Set problem: Report every line in the listing that contains the string "grid".

Excerpted records:
***
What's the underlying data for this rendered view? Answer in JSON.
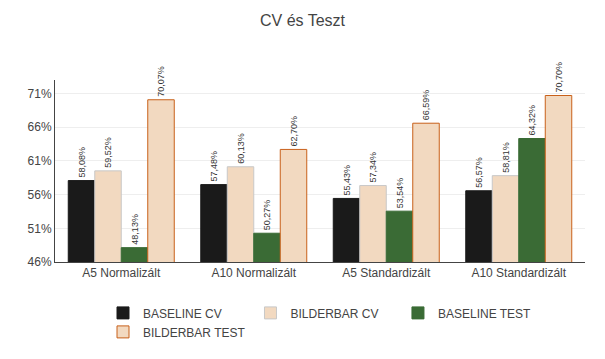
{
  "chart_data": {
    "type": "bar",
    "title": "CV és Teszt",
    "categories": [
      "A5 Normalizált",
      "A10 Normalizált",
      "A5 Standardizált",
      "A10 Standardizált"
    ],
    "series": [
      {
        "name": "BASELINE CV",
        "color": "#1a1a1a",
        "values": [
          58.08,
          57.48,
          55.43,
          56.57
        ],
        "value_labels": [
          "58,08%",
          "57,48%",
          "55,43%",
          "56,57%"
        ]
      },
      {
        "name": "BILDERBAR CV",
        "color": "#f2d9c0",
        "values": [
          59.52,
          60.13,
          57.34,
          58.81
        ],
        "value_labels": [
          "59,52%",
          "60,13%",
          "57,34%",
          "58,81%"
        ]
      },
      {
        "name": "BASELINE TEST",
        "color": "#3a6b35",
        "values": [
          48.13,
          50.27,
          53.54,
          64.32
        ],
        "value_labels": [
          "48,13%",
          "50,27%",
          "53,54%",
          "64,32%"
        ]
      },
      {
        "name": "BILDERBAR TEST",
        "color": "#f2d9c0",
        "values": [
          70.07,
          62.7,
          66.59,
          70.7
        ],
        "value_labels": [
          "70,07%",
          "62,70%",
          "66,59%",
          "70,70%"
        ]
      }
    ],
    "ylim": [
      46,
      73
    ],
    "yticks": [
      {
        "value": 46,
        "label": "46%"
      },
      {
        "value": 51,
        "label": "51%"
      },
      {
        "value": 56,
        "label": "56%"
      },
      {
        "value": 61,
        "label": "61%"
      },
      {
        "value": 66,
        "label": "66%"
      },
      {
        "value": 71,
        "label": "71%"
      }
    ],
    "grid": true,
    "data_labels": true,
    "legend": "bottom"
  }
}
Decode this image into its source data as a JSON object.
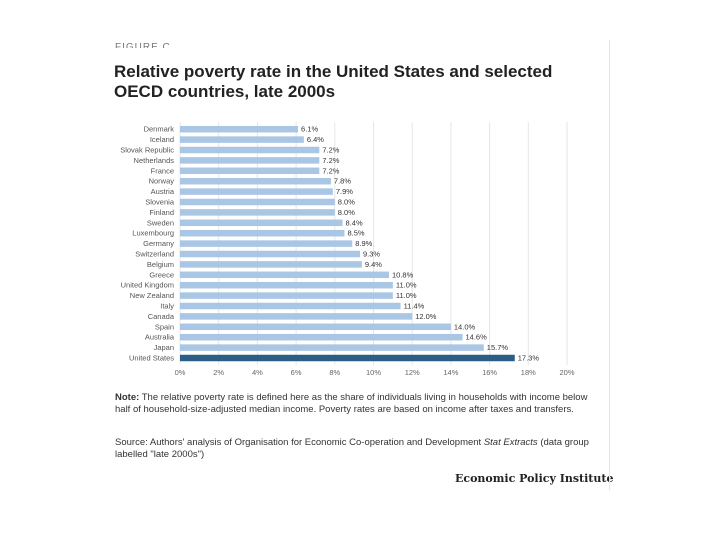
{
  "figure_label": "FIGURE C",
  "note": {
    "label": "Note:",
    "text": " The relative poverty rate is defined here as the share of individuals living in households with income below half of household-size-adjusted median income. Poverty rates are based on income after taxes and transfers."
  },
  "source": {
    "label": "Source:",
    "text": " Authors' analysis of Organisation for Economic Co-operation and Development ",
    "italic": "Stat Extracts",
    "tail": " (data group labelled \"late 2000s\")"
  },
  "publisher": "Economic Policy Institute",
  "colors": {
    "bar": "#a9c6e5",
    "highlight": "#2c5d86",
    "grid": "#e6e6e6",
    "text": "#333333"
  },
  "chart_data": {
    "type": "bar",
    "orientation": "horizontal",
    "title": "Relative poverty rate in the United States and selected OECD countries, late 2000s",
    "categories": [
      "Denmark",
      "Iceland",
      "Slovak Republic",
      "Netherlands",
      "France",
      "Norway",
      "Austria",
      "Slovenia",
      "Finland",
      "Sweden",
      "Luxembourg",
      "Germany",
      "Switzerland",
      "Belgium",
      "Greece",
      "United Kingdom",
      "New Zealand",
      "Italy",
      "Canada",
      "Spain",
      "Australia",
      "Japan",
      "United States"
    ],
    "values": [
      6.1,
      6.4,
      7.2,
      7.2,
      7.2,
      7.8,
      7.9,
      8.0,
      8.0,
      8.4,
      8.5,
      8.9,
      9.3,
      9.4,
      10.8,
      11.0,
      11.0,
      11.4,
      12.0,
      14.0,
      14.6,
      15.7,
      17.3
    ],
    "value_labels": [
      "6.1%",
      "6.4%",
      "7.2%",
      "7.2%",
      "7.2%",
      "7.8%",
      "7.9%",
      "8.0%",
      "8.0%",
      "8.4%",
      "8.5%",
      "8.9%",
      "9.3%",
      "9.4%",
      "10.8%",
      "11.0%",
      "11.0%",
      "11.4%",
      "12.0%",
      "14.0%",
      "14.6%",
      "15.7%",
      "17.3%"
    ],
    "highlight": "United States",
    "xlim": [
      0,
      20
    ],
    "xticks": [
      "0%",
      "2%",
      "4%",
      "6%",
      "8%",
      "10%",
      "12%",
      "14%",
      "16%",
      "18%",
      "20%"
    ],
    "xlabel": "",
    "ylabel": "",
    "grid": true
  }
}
***
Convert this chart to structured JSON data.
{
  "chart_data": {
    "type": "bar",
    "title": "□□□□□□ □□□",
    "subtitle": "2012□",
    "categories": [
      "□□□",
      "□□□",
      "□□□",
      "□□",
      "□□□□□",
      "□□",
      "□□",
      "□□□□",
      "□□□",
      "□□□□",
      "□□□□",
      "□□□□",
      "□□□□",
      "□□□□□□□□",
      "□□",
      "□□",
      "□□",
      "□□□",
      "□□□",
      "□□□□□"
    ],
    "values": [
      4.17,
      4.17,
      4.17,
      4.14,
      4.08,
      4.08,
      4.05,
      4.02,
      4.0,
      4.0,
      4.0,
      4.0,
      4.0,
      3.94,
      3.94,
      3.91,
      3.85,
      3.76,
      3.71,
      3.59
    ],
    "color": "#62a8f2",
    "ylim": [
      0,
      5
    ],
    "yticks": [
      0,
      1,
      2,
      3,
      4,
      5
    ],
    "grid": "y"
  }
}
***
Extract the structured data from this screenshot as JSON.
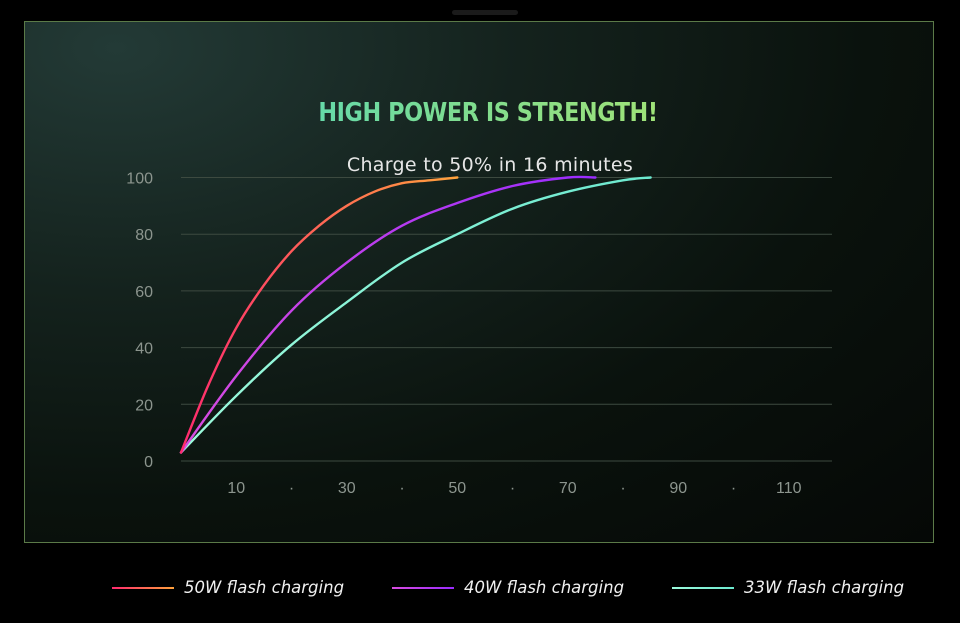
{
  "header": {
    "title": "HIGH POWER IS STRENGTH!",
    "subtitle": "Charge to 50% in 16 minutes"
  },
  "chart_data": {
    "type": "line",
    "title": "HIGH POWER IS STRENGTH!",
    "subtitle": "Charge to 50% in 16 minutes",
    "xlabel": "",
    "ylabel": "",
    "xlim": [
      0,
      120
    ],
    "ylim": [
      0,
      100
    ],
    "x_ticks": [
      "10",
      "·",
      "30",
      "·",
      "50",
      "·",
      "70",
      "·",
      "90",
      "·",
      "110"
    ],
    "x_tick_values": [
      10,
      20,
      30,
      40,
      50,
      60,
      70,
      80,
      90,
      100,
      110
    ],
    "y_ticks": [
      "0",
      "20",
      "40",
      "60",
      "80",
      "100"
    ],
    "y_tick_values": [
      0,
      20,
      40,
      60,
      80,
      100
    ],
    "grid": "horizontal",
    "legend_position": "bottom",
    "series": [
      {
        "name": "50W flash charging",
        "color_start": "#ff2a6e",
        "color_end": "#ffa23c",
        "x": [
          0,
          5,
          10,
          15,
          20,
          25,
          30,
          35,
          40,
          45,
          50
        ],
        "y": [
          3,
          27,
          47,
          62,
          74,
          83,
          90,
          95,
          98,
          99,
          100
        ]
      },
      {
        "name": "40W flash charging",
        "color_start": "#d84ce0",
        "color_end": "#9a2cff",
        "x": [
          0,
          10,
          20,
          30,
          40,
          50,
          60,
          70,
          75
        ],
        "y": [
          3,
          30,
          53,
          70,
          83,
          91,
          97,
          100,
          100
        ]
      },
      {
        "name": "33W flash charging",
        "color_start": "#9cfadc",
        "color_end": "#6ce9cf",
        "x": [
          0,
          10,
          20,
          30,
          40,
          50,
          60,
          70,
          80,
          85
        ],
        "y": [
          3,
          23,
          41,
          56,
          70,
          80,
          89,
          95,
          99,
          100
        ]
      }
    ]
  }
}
***
Correct result:
    "grid": true,
    "grid": "#e6e6e6",
    "grid": true
    "grid": "y"
    "grid": "horizontal",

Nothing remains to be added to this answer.